Description of the task: Please update the listing from its first line through the line containing "y-tick-exponent: −1 xyxy=(66,414,82,427)", replacing "iteration" with "epoch" and changing nothing else.

Data extract:
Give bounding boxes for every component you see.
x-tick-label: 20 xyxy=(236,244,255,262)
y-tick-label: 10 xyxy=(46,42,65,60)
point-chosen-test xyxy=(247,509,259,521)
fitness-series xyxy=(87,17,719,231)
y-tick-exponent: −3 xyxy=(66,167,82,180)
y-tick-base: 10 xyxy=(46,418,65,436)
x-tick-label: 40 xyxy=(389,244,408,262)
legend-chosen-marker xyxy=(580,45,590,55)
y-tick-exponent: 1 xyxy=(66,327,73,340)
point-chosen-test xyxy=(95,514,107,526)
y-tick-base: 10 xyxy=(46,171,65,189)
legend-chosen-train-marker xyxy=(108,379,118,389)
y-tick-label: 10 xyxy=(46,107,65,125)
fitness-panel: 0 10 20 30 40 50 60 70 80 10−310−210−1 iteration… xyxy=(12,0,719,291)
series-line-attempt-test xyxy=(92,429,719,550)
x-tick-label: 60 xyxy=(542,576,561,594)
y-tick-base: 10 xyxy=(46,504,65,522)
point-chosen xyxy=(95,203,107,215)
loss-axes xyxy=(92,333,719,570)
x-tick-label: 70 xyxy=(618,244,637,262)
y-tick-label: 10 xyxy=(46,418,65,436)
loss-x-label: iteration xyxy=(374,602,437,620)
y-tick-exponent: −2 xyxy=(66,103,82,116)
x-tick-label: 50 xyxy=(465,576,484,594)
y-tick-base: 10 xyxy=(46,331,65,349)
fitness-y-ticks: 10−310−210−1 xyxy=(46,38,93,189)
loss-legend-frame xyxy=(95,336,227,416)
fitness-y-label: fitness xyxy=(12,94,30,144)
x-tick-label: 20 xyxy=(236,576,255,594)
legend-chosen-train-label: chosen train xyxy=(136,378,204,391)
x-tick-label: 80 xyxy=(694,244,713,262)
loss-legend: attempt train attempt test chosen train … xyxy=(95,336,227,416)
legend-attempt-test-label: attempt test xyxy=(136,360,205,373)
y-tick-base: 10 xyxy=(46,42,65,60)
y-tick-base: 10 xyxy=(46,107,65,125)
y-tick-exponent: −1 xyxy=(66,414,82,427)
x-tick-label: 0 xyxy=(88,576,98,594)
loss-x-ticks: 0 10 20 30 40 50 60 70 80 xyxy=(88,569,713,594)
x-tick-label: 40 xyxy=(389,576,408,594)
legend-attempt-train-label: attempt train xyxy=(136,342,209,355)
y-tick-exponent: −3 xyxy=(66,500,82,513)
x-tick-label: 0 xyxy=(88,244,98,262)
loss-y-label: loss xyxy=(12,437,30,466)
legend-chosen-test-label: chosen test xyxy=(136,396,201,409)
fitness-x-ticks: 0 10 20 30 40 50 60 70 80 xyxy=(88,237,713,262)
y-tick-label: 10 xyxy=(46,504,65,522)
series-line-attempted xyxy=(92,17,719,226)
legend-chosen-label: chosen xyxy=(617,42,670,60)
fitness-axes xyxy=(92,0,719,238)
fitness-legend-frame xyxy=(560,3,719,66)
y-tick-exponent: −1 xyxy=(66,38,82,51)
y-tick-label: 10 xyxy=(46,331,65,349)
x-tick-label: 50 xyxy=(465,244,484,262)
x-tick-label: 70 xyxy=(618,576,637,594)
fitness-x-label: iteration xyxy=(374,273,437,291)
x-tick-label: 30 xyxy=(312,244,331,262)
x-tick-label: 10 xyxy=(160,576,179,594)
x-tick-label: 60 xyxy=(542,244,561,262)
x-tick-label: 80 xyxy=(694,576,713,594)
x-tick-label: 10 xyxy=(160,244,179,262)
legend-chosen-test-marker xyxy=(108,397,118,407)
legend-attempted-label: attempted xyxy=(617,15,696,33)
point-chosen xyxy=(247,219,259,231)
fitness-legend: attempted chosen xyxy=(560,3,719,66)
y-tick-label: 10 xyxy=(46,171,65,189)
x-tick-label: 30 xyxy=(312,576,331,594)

Reply to the exercise:
Give bounding boxes for every component you see.
x-tick-label: 20 xyxy=(236,244,255,262)
y-tick-label: 10 xyxy=(46,42,65,60)
point-chosen-test xyxy=(247,509,259,521)
fitness-series xyxy=(87,17,719,231)
y-tick-exponent: −3 xyxy=(66,167,82,180)
y-tick-base: 10 xyxy=(46,418,65,436)
x-tick-label: 40 xyxy=(389,244,408,262)
legend-chosen-marker xyxy=(580,45,590,55)
y-tick-exponent: 1 xyxy=(66,327,73,340)
point-chosen-test xyxy=(95,514,107,526)
y-tick-base: 10 xyxy=(46,171,65,189)
legend-chosen-train-marker xyxy=(108,379,118,389)
y-tick-label: 10 xyxy=(46,107,65,125)
fitness-panel: 0 10 20 30 40 50 60 70 80 10−310−210−1 epoch… xyxy=(12,0,719,291)
series-line-attempt-test xyxy=(92,429,719,550)
x-tick-label: 60 xyxy=(542,576,561,594)
y-tick-base: 10 xyxy=(46,504,65,522)
point-chosen xyxy=(95,203,107,215)
loss-axes xyxy=(92,333,719,570)
x-tick-label: 70 xyxy=(618,244,637,262)
y-tick-label: 10 xyxy=(46,418,65,436)
loss-x-label: epoch xyxy=(374,602,437,620)
y-tick-exponent: −2 xyxy=(66,103,82,116)
x-tick-label: 50 xyxy=(465,576,484,594)
y-tick-base: 10 xyxy=(46,331,65,349)
fitness-y-ticks: 10−310−210−1 xyxy=(46,38,93,189)
loss-legend-frame xyxy=(95,336,227,416)
fitness-y-label: fitness xyxy=(12,94,30,144)
x-tick-label: 20 xyxy=(236,576,255,594)
legend-chosen-train-label: chosen train xyxy=(136,378,204,391)
x-tick-label: 80 xyxy=(694,244,713,262)
loss-legend: attempt train attempt test chosen train … xyxy=(95,336,227,416)
legend-attempt-test-label: attempt test xyxy=(136,360,205,373)
y-tick-base: 10 xyxy=(46,42,65,60)
y-tick-base: 10 xyxy=(46,107,65,125)
y-tick-exponent: −1 xyxy=(66,414,82,427)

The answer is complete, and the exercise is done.